═════ The input

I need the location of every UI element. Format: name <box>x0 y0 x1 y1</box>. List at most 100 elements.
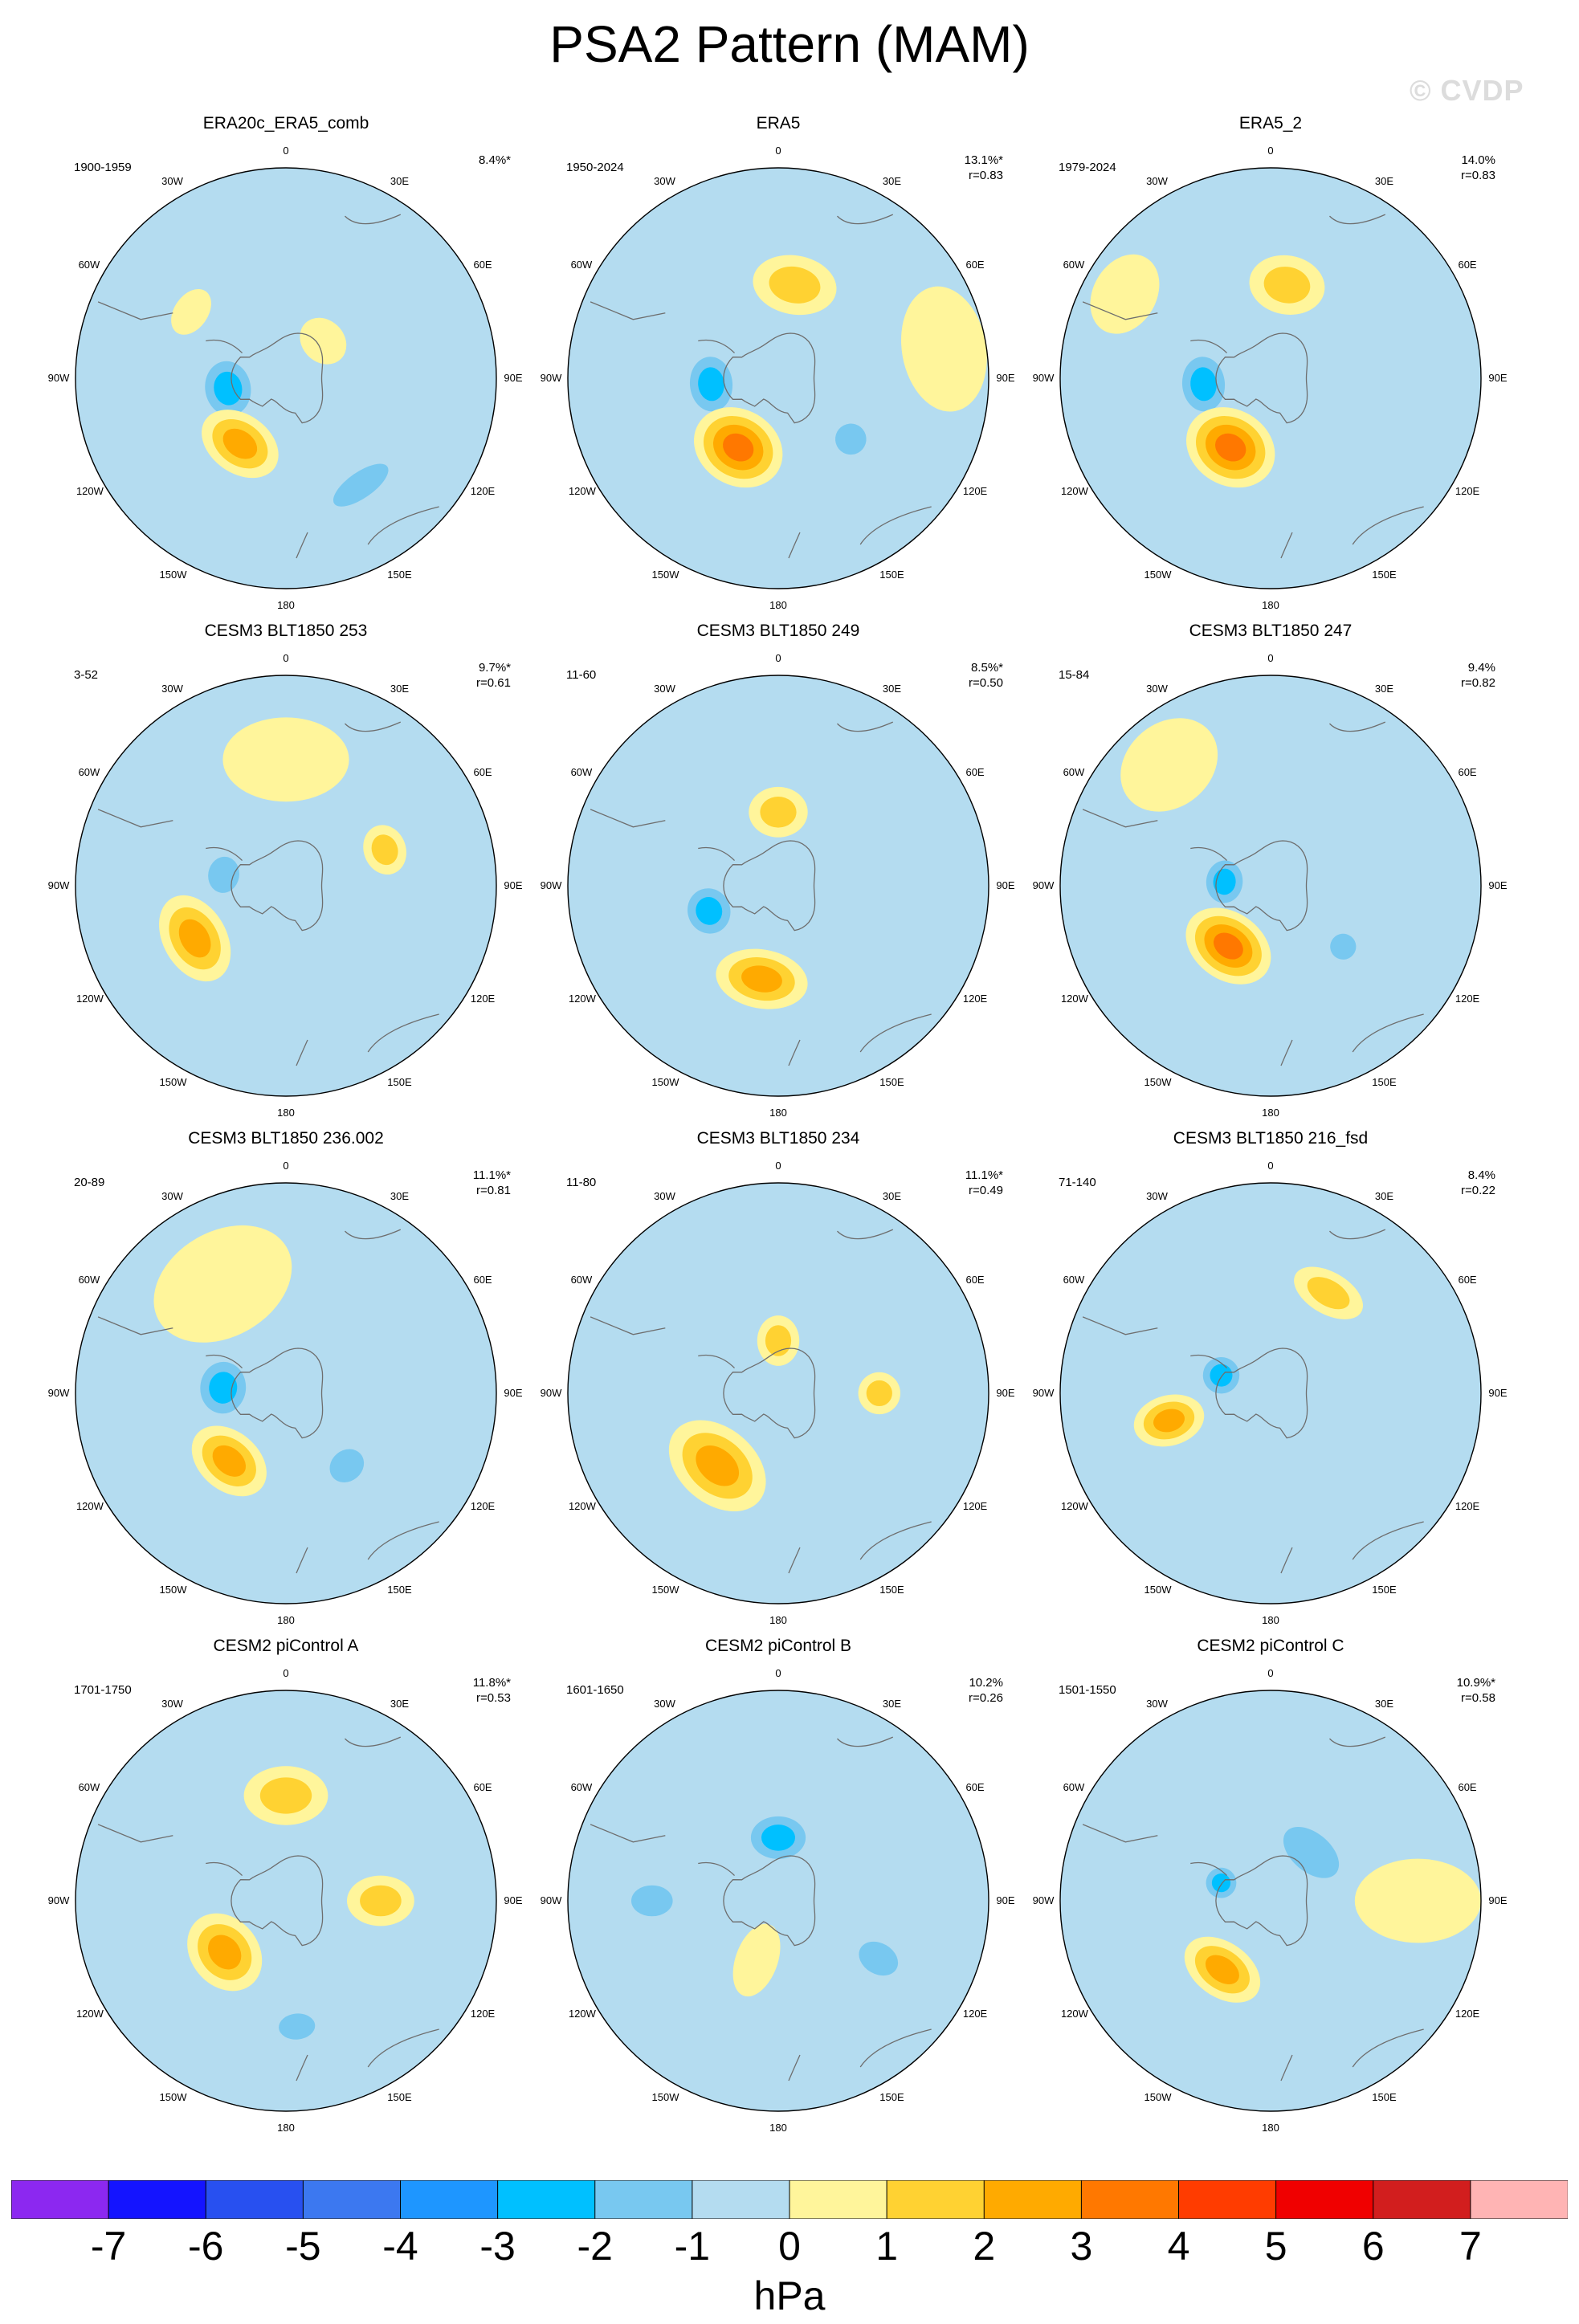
longitude-label: 30E <box>1374 174 1394 187</box>
colorbar-swatch <box>400 2180 499 2219</box>
longitude-label: 120E <box>470 485 496 498</box>
positive-anomaly-contour <box>732 1923 781 1997</box>
longitude-label: 120E <box>1455 2008 1480 2020</box>
background-field <box>75 168 496 589</box>
negative-anomaly-contour <box>1190 367 1217 402</box>
colorbar-swatch <box>497 2180 596 2219</box>
longitude-label: 30W <box>654 1697 675 1710</box>
longitude-label: 60W <box>78 1273 100 1286</box>
longitude-label: 150W <box>1144 1584 1172 1596</box>
longitude-label: 30W <box>1146 174 1168 187</box>
negative-anomaly-contour <box>1211 1873 1231 1893</box>
positive-anomaly-contour <box>1205 1955 1239 1984</box>
colorbar-swatch <box>1373 2180 1471 2219</box>
longitude-label: 90W <box>540 1894 562 1906</box>
explained-variance: 9.7%* <box>478 661 511 675</box>
panel-period: 1501-1550 <box>1059 1683 1116 1697</box>
longitude-label: 0 <box>1267 145 1274 157</box>
longitude-label: 60W <box>570 1273 593 1286</box>
negative-anomaly-contour <box>333 463 389 507</box>
longitude-label: 90E <box>996 879 1015 891</box>
colorbar-swatch <box>886 2180 985 2219</box>
longitude-label: 30E <box>1374 682 1394 695</box>
polar-map <box>1059 1690 1482 2112</box>
longitude-label: 90E <box>504 1894 523 1906</box>
longitude-label: 120E <box>470 1500 496 1513</box>
longitude-label: 0 <box>283 1160 289 1172</box>
longitude-label: 120W <box>1060 1500 1088 1513</box>
longitude-label: 90E <box>1488 1387 1508 1399</box>
colorbar-tick-label: -7 <box>90 2224 127 2269</box>
pattern-correlation: r=0.58 <box>1461 1691 1495 1705</box>
longitude-label: 150W <box>651 1584 679 1596</box>
background-field <box>568 1183 989 1604</box>
panel-period: 3-52 <box>74 668 99 682</box>
map-panel: CESM3 BLT1850 249 11-60 8.5%* r=0.50 0 30E 60E… <box>529 618 1027 1126</box>
colorbar-swatch <box>1178 2180 1277 2219</box>
longitude-label: 90W <box>1032 372 1055 384</box>
longitude-label: 0 <box>775 1667 781 1680</box>
longitude-label: 150W <box>1144 1076 1172 1089</box>
longitude-label: 60E <box>473 765 492 778</box>
longitude-label: 120E <box>962 993 988 1005</box>
positive-anomaly-contour <box>1263 267 1311 304</box>
coastlines <box>97 214 439 559</box>
longitude-label: 30E <box>1374 1189 1394 1202</box>
map-panel: CESM3 BLT1850 216_fsd 71-140 8.4% r=0.22 0 30… <box>1022 1126 1520 1633</box>
map-boundary <box>1059 167 1482 589</box>
panel-period: 11-60 <box>566 668 597 682</box>
longitude-label: 0 <box>1267 652 1274 665</box>
longitude-label: 150E <box>879 569 904 581</box>
longitude-label: 30W <box>161 682 183 695</box>
positive-anomaly-contour <box>760 797 797 828</box>
panel-stats: 11.8%* r=0.53 <box>473 1675 511 1706</box>
polar-map <box>1059 675 1482 1097</box>
longitude-label: 120E <box>470 993 496 1005</box>
panel-stats: 8.4%* <box>479 153 511 168</box>
colorbar-tick-label: -1 <box>674 2224 711 2269</box>
longitude-label: 120W <box>75 993 104 1005</box>
panel-stats: 11.1%* r=0.81 <box>473 1168 511 1198</box>
longitude-label: 180 <box>277 1613 295 1626</box>
panel-period: 71-140 <box>1059 1176 1096 1189</box>
positive-anomaly-contour <box>360 1885 402 1917</box>
negative-anomaly-contour <box>329 1449 365 1483</box>
colorbar-swatch <box>789 2180 887 2219</box>
background-field <box>1060 1690 1481 2111</box>
longitude-label: 90E <box>1488 1894 1508 1906</box>
longitude-label: 30E <box>882 682 902 695</box>
map-panel: CESM2 piControl A 1701-1750 11.8%* r=0.53 0 3… <box>37 1633 535 2141</box>
positive-anomaly-contour <box>1215 433 1246 462</box>
panel-stats: 13.1%* r=0.83 <box>965 153 1003 183</box>
longitude-label: 0 <box>283 652 289 665</box>
colorbar-units: hPa <box>753 2273 826 2318</box>
longitude-label: 30W <box>1146 1189 1168 1202</box>
longitude-label: 60E <box>1458 765 1477 778</box>
colorbar-swatch <box>302 2180 402 2219</box>
longitude-label: 120E <box>1455 1500 1480 1513</box>
longitude-label: 120E <box>962 1500 988 1513</box>
map-boundary <box>75 1690 497 2112</box>
negative-anomaly-contour <box>821 827 863 870</box>
background-field <box>568 1690 989 2111</box>
map-panel: CESM2 piControl B 1601-1650 10.2% r=0.26 0 30… <box>529 1633 1027 2141</box>
longitude-label: 120W <box>75 485 104 498</box>
map-boundary <box>75 167 497 589</box>
colorbar-tick-label: 2 <box>973 2224 996 2269</box>
longitude-label: 90W <box>1032 1387 1055 1399</box>
explained-variance: 11.1%* <box>472 1168 511 1182</box>
longitude-label: 180 <box>769 1613 787 1626</box>
longitude-label: 60E <box>1458 1273 1477 1286</box>
negative-anomaly-contour <box>1213 868 1236 895</box>
longitude-label: 120W <box>568 993 596 1005</box>
panel-title: CESM3 BLT1850 253 <box>204 622 368 640</box>
longitude-label: 150W <box>159 569 187 581</box>
negative-anomaly-contour <box>279 2013 316 2040</box>
longitude-label: 60W <box>570 1780 593 1793</box>
longitude-label: 150E <box>1372 1584 1397 1596</box>
longitude-label: 150E <box>387 1076 412 1089</box>
coastlines <box>97 1229 439 1574</box>
explained-variance: 11.1%* <box>965 1168 1003 1182</box>
polar-map <box>567 675 989 1097</box>
panel-stats: 9.7%* r=0.61 <box>476 660 511 691</box>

══════════

Written instruction :: Report every line of the records that includes the string "colorbar", copying each line in full. Count a match only when the case matches too.

Written answer ::
colorbar-swatch <box>400 2180 499 2219</box>
colorbar-swatch <box>497 2180 596 2219</box>
colorbar-swatch <box>1373 2180 1471 2219</box>
colorbar-swatch <box>886 2180 985 2219</box>
colorbar-tick-label: -7 <box>90 2224 127 2269</box>
colorbar-swatch <box>1178 2180 1277 2219</box>
colorbar-tick-label: -1 <box>674 2224 711 2269</box>
colorbar-swatch <box>789 2180 887 2219</box>
colorbar-units: hPa <box>753 2273 826 2318</box>
colorbar-swatch <box>302 2180 402 2219</box>
colorbar-tick-label: 2 <box>973 2224 996 2269</box>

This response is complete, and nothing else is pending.